### [Exercise]
Copy out all the lines of the data precisely, omitting any pictures.

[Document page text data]
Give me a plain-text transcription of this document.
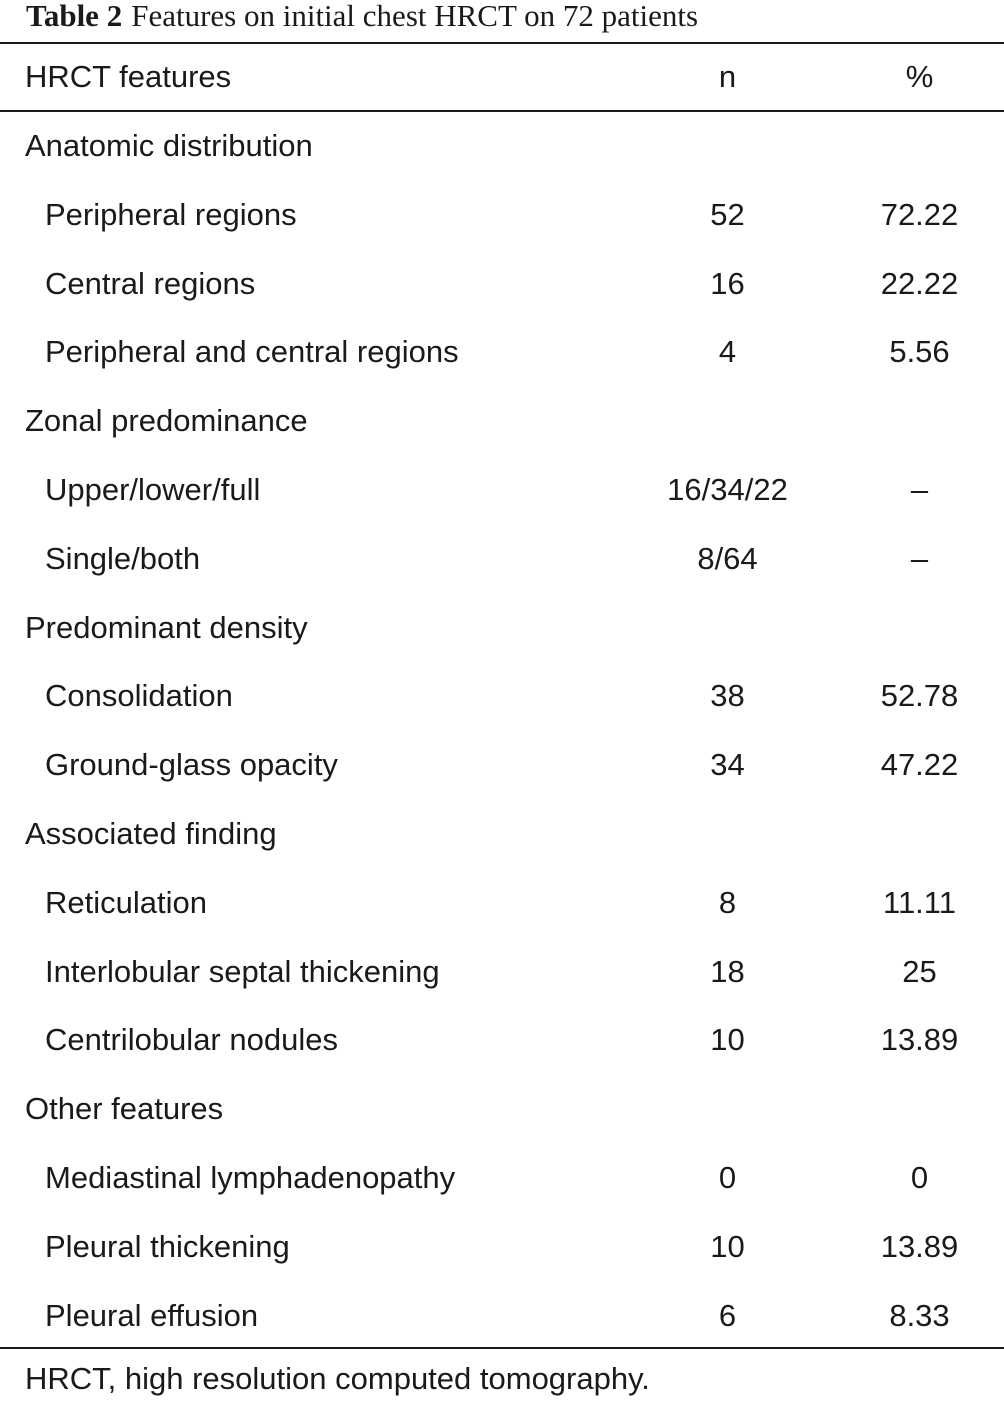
Table 2 Features on initial chest HRCT on 72 patients
HRCT features	n	%
Anatomic distribution
Peripheral regions	52	72.22
Central regions	16	22.22
Peripheral and central regions	4	5.56
Zonal predominance
Upper/lower/full	16/34/22	–
Single/both	8/64	–
Predominant density
Consolidation	38	52.78
Ground-glass opacity	34	47.22
Associated finding
Reticulation	8	11.11
Interlobular septal thickening	18	25
Centrilobular nodules	10	13.89
Other features
Mediastinal lymphadenopathy	0	0
Pleural thickening	10	13.89
Pleural effusion	6	8.33
HRCT, high resolution computed tomography.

### [Solution to the problem]
Give me a plain-text transcription of this document.
Table 2 Features on initial chest HRCT on 72 patients
HRCT features	n	%
Anatomic distribution
Peripheral regions	52	72.22
Central regions	16	22.22
Peripheral and central regions	4	5.56
Zonal predominance
Upper/lower/full	16/34/22	–
Single/both	8/64	–
Predominant density
Consolidation	38	52.78
Ground-glass opacity	34	47.22
Associated finding
Reticulation	8	11.11
Interlobular septal thickening	18	25
Centrilobular nodules	10	13.89
Other features
Mediastinal lymphadenopathy	0	0
Pleural thickening	10	13.89
Pleural effusion	6	8.33
HRCT, high resolution computed tomography.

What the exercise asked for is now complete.